Exercise directions - Scan the data below and pick out the lines containing the word "smoothed".

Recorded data
============================================================

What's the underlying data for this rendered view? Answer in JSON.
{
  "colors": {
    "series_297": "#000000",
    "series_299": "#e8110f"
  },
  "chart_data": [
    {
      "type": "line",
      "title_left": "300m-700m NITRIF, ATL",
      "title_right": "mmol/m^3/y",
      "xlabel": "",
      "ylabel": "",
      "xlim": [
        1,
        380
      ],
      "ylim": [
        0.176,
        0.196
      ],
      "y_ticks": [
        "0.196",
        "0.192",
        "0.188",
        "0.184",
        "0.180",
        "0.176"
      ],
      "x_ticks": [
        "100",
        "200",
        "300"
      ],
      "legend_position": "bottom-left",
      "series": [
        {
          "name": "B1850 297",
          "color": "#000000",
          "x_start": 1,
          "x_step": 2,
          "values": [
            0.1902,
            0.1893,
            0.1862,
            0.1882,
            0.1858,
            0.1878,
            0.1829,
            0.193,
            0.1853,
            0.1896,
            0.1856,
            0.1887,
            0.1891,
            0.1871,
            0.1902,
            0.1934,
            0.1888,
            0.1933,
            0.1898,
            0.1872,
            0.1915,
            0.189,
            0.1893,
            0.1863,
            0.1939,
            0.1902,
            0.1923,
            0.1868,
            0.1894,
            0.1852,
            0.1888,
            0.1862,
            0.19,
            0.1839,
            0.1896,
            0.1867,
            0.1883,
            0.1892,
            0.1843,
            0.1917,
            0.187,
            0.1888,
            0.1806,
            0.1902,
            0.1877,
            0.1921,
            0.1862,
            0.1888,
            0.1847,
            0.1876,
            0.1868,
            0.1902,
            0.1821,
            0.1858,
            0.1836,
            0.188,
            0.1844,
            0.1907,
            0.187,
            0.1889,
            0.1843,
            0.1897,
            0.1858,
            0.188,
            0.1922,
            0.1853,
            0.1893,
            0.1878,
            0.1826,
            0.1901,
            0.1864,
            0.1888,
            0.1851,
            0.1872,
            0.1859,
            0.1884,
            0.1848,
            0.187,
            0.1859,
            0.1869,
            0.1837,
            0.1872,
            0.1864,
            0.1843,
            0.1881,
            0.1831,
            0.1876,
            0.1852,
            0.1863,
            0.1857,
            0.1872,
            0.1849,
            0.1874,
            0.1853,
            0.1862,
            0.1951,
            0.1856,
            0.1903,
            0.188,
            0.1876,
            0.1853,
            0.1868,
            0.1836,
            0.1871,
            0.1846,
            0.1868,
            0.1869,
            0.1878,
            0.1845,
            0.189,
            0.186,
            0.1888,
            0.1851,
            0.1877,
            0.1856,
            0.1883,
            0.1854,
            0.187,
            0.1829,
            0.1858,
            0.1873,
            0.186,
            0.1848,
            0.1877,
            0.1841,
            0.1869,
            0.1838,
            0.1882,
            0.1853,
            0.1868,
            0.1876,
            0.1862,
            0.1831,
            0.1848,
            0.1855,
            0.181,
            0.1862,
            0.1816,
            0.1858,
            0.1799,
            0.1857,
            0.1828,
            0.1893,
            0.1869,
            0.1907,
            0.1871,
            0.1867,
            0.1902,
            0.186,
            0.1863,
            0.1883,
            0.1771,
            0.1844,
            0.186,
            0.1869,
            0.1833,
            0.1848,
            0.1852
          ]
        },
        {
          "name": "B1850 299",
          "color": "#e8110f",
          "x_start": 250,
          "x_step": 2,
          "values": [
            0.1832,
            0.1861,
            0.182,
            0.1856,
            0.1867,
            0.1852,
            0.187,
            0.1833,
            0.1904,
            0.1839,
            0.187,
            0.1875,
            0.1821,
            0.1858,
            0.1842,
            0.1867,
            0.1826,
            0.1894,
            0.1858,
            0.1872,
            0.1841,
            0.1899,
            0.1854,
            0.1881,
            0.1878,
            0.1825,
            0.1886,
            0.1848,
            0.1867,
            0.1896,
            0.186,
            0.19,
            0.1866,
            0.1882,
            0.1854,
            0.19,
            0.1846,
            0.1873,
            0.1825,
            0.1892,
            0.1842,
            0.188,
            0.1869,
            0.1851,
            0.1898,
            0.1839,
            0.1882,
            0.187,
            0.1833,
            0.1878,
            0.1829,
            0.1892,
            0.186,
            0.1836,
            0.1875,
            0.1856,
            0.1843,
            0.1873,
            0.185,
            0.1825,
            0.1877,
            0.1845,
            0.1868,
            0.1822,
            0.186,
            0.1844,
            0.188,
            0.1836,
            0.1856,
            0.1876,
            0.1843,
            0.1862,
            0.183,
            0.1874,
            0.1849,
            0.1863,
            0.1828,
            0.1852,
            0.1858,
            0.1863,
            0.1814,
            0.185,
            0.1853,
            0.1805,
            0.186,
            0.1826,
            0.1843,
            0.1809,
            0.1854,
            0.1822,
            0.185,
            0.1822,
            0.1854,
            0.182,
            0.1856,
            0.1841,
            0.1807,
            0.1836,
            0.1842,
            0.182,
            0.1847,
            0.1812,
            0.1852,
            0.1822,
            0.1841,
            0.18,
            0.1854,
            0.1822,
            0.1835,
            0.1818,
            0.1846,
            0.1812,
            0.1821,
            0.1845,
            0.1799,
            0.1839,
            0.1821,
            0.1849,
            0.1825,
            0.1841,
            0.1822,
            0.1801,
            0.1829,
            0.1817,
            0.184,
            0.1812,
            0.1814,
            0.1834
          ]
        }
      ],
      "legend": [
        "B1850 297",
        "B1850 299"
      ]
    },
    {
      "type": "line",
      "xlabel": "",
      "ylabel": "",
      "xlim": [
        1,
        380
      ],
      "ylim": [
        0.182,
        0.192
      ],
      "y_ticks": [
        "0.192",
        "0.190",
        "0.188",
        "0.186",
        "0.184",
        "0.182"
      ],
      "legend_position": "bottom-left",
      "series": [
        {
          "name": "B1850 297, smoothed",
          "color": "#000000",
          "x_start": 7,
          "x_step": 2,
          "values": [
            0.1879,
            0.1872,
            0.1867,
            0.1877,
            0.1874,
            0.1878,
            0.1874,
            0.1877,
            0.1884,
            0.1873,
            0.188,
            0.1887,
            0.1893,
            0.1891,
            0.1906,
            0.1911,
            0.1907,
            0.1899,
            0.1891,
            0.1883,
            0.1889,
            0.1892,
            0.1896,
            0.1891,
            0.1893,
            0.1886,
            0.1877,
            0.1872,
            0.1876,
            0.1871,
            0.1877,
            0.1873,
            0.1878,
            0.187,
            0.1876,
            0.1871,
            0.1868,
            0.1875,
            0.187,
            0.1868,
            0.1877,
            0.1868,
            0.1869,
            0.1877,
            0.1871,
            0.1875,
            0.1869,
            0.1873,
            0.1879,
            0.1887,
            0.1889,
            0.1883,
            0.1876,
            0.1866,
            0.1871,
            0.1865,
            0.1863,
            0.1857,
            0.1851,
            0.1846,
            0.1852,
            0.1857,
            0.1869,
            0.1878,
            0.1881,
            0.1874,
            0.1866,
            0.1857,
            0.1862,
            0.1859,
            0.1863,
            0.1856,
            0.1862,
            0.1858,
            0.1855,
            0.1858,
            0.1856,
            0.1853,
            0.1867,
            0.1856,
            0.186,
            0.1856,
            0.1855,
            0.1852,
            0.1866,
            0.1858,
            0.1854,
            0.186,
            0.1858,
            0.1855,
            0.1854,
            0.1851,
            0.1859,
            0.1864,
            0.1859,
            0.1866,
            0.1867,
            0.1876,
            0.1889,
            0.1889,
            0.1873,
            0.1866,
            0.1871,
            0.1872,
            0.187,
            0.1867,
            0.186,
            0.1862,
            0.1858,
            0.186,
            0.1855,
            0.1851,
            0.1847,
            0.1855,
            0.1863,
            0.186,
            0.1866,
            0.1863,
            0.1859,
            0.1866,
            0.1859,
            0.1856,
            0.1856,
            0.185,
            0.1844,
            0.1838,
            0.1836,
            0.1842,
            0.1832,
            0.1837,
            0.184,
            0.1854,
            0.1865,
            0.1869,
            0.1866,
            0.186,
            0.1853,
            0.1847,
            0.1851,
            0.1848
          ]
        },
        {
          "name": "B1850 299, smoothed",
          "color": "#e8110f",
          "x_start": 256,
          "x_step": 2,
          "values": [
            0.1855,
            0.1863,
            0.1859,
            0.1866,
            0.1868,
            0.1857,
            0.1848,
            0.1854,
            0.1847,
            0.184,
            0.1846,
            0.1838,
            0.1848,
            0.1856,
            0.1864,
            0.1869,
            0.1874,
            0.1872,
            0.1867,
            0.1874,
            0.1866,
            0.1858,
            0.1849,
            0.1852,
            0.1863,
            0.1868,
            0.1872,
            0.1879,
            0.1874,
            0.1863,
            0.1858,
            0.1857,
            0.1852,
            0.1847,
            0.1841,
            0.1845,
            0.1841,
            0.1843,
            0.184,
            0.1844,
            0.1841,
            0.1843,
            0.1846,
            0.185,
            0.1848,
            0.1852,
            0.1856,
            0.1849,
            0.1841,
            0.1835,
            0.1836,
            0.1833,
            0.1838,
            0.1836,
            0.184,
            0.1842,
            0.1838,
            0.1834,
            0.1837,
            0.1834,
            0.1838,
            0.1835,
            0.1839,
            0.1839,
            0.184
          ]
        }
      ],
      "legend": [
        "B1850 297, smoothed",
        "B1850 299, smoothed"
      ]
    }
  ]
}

============================================================

Problem solution -
          "name": "B1850 297, smoothed",
          "name": "B1850 299, smoothed",
        "B1850 297, smoothed",
        "B1850 299, smoothed"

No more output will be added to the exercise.